- Work required
Pull out all lines from the listing below in which the word "Seat" appears.

- Data listing
------

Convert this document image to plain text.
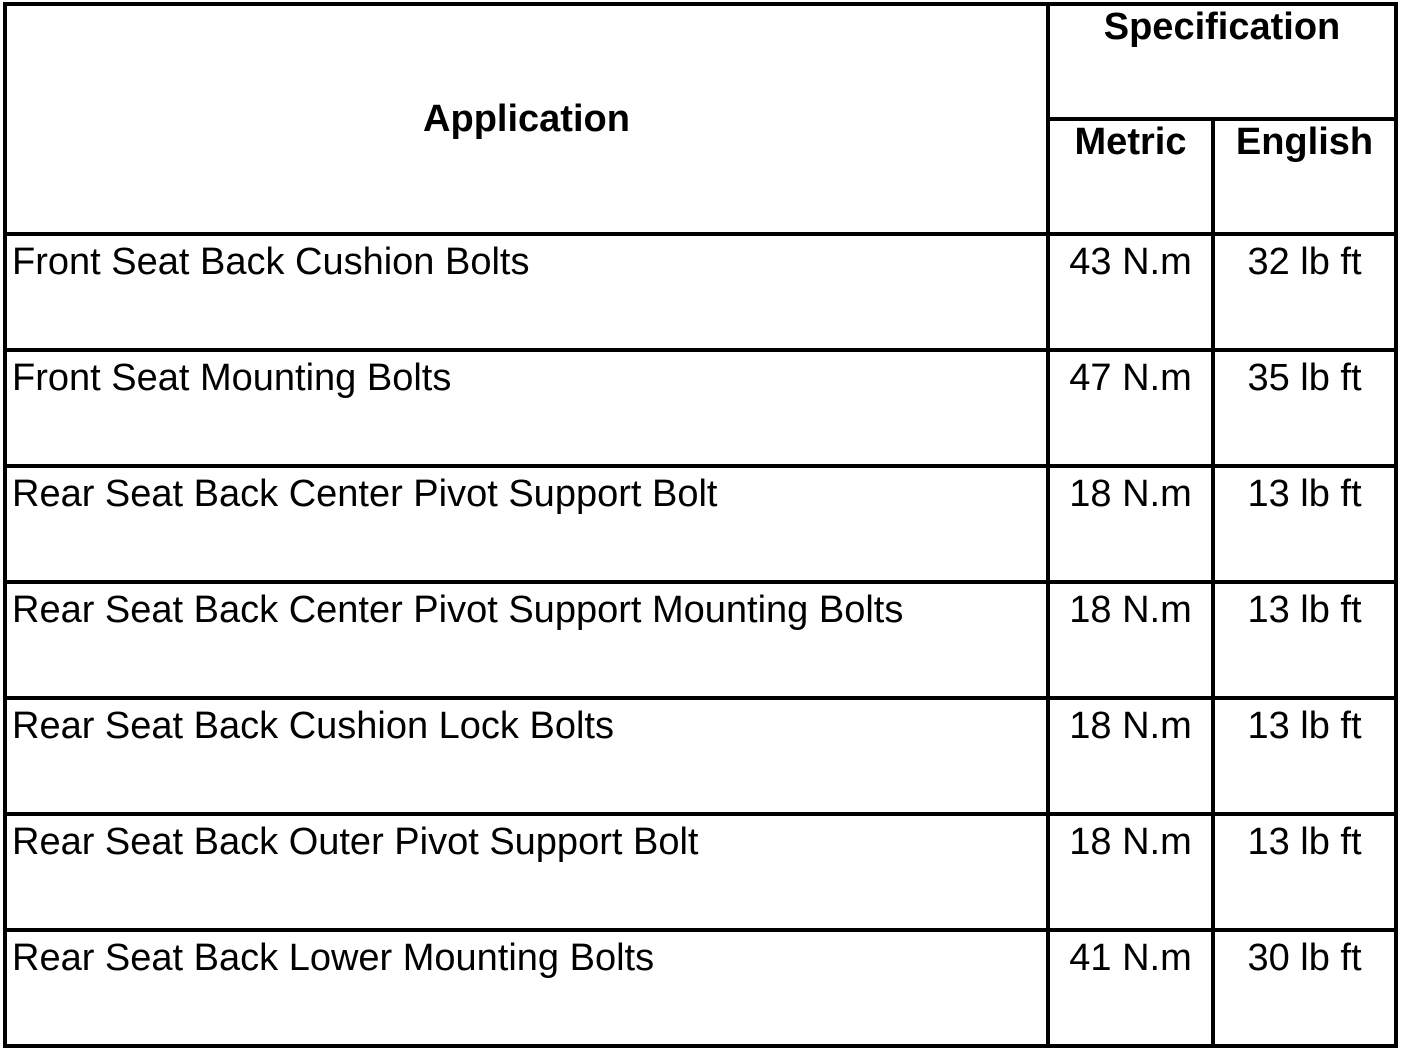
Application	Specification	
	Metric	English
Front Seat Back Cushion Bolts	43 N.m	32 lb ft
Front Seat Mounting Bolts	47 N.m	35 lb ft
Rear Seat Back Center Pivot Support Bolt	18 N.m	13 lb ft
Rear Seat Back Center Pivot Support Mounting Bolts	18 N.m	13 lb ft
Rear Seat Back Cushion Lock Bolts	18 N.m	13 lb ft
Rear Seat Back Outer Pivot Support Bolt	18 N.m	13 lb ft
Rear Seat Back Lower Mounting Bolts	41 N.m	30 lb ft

------

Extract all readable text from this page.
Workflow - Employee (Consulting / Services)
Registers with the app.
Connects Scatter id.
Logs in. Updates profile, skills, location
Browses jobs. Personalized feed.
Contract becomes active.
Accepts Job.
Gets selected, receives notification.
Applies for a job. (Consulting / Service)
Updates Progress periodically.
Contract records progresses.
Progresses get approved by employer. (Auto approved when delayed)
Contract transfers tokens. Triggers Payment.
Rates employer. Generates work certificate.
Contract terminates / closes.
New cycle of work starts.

------

- Exercise result
Front Seat Back Cushion Bolts	43 N.m	32 lb ft
Front Seat Mounting Bolts	47 N.m	35 lb ft
Rear Seat Back Center Pivot Support Bolt	18 N.m	13 lb ft
Rear Seat Back Center Pivot Support Mounting Bolts	18 N.m	13 lb ft
Rear Seat Back Cushion Lock Bolts	18 N.m	13 lb ft
Rear Seat Back Outer Pivot Support Bolt	18 N.m	13 lb ft
Rear Seat Back Lower Mounting Bolts	41 N.m	30 lb ft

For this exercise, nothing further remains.